__What needs to be done__: Check each line of the material below, and copy it if it holds the string "qValue".

__Given entries__:
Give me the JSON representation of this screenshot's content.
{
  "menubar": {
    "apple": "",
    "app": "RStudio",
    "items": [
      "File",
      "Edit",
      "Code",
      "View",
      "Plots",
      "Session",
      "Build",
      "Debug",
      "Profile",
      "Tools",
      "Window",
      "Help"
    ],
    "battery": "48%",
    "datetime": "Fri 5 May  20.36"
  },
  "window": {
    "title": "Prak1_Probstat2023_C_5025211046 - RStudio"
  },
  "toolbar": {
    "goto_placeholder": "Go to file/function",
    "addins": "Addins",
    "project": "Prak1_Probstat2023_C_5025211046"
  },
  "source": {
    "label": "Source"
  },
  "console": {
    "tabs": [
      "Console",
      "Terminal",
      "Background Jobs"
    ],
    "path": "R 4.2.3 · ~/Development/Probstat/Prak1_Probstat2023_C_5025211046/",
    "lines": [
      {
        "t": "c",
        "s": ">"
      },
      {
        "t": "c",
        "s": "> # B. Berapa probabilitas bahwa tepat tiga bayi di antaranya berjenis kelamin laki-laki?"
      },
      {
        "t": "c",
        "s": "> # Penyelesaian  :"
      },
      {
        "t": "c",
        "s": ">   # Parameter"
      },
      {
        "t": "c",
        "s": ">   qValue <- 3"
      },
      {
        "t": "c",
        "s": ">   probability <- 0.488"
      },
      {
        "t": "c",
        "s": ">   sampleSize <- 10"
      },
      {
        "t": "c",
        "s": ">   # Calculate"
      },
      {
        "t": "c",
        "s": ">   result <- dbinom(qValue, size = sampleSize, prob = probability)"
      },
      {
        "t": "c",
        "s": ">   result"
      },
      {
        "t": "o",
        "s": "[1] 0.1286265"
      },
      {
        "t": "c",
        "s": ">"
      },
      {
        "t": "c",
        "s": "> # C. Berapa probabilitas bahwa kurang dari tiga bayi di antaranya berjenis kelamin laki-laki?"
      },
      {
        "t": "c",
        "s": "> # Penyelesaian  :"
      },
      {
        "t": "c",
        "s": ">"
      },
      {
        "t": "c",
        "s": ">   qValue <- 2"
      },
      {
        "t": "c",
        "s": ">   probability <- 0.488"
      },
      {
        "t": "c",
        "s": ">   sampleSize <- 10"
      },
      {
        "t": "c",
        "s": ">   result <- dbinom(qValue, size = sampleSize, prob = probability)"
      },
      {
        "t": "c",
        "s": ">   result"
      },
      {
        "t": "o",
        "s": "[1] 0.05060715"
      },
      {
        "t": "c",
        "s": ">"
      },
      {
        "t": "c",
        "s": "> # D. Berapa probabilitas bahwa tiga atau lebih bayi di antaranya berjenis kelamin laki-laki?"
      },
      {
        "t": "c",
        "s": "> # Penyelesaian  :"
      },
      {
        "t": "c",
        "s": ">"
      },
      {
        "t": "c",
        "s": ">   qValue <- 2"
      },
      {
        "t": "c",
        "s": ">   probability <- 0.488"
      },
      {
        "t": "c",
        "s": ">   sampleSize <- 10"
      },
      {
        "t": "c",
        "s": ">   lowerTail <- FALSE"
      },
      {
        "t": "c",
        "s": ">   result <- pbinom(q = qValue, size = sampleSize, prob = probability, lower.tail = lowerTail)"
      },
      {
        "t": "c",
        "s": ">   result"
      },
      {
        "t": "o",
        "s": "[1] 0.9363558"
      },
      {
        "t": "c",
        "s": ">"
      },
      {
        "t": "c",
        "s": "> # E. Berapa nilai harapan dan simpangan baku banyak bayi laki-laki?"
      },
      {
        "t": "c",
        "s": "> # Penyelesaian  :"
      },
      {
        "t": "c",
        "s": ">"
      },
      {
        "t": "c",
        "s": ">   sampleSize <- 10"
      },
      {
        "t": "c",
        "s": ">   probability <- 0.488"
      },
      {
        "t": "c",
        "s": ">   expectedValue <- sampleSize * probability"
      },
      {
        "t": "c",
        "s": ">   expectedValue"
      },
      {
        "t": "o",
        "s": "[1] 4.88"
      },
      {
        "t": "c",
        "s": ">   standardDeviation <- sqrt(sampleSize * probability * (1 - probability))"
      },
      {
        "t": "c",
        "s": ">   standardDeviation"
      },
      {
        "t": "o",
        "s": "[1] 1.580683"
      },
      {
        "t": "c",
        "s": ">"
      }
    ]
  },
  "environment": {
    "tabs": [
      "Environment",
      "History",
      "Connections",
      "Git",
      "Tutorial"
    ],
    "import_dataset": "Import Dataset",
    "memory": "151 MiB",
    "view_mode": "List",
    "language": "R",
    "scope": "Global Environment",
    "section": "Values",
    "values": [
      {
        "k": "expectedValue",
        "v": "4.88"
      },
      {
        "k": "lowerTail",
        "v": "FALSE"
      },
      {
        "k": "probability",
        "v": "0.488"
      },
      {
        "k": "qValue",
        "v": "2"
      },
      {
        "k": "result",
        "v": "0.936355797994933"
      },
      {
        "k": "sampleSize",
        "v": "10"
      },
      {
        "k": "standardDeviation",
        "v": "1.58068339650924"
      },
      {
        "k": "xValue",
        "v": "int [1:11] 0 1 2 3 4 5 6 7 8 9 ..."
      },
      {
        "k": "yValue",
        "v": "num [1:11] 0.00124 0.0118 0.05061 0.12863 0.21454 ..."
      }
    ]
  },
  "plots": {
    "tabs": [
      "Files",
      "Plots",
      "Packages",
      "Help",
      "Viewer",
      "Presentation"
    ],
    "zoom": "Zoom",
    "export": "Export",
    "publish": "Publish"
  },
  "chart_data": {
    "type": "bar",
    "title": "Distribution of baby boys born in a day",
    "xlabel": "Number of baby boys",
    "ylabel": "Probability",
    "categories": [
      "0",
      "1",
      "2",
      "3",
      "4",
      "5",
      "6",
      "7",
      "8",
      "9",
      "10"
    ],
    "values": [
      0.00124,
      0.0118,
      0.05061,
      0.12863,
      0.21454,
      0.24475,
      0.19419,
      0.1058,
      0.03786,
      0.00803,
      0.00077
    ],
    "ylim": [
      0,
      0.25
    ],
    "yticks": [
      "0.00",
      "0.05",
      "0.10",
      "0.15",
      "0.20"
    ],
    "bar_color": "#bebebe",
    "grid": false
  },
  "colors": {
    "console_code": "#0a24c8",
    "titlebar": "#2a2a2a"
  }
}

__Exercise result__:
        "s": ">   qValue <- 3"
        "s": ">   result <- dbinom(qValue, size = sampleSize, prob = probability)"
        "s": ">   qValue <- 2"
        "s": ">   result <- dbinom(qValue, size = sampleSize, prob = probability)"
        "s": ">   qValue <- 2"
        "s": ">   result <- pbinom(q = qValue, size = sampleSize, prob = probability, lower.tail = lowerTail)"
        "k": "qValue",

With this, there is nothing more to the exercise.